EXERCISE DATA:
□ □ □ □ □
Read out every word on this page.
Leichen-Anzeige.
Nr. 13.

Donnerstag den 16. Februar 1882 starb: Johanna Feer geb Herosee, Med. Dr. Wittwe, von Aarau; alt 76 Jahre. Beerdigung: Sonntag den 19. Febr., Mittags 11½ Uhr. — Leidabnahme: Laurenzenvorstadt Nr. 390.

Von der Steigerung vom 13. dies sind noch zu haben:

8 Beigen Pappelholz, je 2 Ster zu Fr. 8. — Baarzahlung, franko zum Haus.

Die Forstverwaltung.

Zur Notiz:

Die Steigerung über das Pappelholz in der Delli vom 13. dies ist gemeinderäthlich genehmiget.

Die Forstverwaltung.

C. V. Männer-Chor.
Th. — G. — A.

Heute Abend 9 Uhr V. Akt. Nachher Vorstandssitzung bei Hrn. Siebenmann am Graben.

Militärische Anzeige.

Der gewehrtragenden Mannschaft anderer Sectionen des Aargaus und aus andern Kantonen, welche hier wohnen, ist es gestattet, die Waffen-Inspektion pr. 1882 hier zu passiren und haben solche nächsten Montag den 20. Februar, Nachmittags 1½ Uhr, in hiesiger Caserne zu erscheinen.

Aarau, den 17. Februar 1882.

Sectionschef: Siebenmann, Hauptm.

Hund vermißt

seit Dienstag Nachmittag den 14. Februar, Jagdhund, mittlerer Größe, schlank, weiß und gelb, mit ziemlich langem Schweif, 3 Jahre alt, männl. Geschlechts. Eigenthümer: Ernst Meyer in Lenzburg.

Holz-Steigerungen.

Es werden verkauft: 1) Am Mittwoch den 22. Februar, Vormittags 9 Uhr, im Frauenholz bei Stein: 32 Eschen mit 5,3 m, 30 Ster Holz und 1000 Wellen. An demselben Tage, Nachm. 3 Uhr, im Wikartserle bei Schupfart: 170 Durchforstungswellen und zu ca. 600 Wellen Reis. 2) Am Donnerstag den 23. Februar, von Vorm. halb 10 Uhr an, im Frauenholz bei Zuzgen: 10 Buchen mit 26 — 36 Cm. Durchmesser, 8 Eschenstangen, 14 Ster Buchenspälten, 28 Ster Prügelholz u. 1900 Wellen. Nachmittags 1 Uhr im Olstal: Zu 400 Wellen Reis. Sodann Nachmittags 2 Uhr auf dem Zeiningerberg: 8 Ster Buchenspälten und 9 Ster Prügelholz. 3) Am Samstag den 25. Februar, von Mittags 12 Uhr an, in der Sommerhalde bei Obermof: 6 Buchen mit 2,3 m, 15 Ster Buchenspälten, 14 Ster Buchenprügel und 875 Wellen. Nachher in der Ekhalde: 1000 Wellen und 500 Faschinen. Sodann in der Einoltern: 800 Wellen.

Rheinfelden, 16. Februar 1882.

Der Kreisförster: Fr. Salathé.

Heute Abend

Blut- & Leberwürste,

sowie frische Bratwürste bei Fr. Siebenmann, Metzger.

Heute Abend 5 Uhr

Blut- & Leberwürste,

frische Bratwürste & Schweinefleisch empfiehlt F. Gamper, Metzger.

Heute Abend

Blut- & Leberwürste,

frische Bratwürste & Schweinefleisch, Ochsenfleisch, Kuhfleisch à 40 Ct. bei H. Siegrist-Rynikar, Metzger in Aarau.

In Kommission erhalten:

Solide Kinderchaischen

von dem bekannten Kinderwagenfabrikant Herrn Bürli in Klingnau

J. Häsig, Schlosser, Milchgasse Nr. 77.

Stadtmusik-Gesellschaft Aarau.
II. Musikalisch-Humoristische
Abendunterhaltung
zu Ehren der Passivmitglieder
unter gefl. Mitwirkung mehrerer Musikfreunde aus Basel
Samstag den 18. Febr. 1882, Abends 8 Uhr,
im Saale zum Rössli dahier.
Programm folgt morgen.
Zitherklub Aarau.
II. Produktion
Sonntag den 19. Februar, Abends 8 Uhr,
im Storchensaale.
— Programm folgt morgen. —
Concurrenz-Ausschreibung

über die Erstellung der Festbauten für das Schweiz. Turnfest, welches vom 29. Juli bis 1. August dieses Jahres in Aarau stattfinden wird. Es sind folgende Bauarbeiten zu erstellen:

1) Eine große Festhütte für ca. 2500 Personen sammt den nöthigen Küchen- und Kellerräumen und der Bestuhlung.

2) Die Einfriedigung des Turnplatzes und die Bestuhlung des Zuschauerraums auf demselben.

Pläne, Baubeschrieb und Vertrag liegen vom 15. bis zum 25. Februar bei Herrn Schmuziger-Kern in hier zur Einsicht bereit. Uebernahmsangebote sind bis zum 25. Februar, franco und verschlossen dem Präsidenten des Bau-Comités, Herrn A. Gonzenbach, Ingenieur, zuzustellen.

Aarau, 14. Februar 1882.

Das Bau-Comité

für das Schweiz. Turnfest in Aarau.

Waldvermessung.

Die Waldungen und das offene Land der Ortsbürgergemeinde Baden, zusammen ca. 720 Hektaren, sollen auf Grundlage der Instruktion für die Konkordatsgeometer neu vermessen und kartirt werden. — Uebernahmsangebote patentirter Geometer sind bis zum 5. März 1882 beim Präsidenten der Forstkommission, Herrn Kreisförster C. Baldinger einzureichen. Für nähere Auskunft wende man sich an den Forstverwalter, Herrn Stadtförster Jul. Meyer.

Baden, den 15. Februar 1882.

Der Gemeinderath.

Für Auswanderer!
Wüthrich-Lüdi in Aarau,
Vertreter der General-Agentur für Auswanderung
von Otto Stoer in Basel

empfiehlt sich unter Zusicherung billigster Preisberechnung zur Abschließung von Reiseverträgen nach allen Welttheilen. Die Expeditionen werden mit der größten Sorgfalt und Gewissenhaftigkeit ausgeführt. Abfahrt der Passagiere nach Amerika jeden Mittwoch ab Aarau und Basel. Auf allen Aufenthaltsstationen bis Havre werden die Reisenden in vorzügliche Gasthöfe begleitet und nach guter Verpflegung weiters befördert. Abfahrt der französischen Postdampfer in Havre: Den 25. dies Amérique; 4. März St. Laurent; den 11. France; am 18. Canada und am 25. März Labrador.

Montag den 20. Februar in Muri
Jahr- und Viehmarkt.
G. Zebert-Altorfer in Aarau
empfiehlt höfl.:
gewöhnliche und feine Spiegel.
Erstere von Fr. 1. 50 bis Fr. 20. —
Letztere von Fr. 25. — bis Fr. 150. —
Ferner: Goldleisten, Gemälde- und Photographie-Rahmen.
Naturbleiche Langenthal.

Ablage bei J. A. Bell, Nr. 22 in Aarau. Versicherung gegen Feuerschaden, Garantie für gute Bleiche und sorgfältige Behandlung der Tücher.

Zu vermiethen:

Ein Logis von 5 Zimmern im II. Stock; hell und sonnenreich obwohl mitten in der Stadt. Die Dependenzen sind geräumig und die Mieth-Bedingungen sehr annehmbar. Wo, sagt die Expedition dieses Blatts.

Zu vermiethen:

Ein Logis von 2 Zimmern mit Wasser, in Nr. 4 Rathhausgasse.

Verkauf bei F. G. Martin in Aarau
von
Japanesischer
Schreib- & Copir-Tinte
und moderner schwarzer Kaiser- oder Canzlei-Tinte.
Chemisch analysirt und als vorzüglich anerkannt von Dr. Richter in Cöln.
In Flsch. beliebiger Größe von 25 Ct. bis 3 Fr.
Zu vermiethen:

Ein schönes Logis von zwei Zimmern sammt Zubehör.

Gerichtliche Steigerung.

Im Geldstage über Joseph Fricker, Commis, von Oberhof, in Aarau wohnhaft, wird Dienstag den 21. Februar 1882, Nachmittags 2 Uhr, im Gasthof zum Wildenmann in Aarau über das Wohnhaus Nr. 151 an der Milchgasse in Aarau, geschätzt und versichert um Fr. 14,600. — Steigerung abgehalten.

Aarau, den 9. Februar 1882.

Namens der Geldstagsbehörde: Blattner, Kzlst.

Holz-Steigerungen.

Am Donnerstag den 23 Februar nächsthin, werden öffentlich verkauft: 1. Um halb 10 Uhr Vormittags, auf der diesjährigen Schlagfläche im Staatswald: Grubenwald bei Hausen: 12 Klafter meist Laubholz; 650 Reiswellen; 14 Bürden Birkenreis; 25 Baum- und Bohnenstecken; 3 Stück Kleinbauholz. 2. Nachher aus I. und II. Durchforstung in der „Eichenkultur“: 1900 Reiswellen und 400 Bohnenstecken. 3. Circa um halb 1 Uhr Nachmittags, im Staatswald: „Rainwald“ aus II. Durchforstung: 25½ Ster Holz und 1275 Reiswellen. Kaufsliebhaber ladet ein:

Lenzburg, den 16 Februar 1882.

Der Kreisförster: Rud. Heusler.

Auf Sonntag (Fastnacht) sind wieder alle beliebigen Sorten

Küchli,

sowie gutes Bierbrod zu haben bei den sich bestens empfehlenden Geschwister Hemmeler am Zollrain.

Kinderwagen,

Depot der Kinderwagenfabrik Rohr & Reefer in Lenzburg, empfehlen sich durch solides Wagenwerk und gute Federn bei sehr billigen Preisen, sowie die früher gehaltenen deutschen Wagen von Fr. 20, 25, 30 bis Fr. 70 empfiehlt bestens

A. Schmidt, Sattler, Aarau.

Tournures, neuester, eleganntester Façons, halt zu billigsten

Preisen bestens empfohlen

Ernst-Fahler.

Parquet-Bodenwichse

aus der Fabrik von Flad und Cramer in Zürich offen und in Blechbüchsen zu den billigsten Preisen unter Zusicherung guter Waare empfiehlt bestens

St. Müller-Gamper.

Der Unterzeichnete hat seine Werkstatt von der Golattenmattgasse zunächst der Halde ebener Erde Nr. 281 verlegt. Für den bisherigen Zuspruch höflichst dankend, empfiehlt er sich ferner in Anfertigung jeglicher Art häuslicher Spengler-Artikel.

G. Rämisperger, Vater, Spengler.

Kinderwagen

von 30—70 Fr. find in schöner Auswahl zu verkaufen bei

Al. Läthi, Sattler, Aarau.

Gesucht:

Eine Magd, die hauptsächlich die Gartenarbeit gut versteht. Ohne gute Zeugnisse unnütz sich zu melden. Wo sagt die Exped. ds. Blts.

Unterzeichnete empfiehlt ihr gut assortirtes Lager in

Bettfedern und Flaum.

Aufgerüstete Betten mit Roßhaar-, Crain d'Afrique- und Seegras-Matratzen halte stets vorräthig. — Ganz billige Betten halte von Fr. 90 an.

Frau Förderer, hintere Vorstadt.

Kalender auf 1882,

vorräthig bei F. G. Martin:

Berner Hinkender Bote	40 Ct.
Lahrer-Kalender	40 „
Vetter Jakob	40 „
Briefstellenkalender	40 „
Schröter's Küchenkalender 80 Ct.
□ □ □ □ □
YOUR GOAL:
What is the number of lines in the data that hold the word "vorräthig"? Reply with that number and nothing else.

WRITTEN RESPONSE:
2